┌──
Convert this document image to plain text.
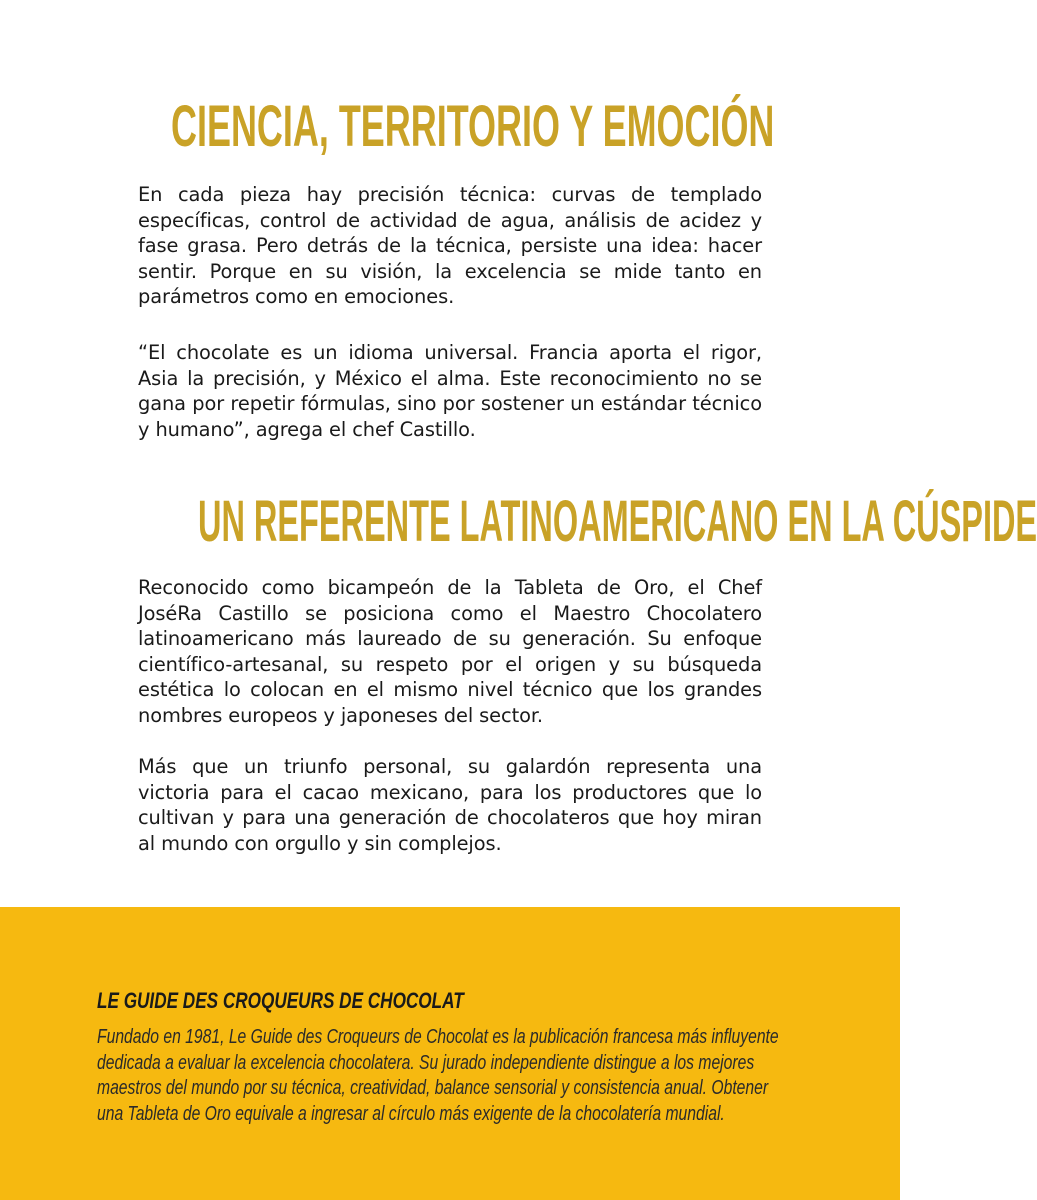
CIENCIA, TERRITORIO Y EMOCIÓN

En cada pieza hay precisión técnica: curvas de templado específicas, control de actividad de agua, análisis de acidez y fase grasa. Pero detrás de la técnica, persiste una idea: hacer sentir. Porque en su visión, la excelencia se mide tanto en parámetros como en emociones.

“El chocolate es un idioma universal. Francia aporta el rigor, Asia la precisión, y México el alma. Este reconocimiento no se gana por repetir fórmulas, sino por sostener un estándar técnico y humano”, agrega el chef Castillo.

UN REFERENTE LATINOAMERICANO EN LA CÚSPIDE

Reconocido como bicampeón de la Tableta de Oro, el Chef JoséRa Castillo se posiciona como el Maestro Chocolatero latinoamericano más laureado de su generación. Su enfoque científico-artesanal, su respeto por el origen y su búsqueda estética lo colocan en el mismo nivel técnico que los grandes nombres europeos y japoneses del sector.

Más que un triunfo personal, su galardón representa una victoria para el cacao mexicano, para los productores que lo cultivan y para una generación de chocolateros que hoy miran al mundo con orgullo y sin complejos.

LE GUIDE DES CROQUEURS DE CHOCOLAT
Fundado en 1981, Le Guide des Croqueurs de Chocolat es la publicación francesa más influyente
dedicada a evaluar la excelencia chocolatera. Su jurado independiente distingue a los mejores
maestros del mundo por su técnica, creatividad, balance sensorial y consistencia anual. Obtener
una Tableta de Oro equivale a ingresar al círculo más exigente de la chocolatería mundial.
└──
__Written exercise__. Report only how many lines in the listing contain the string "excelencia".

__Solution to the exercise__. 2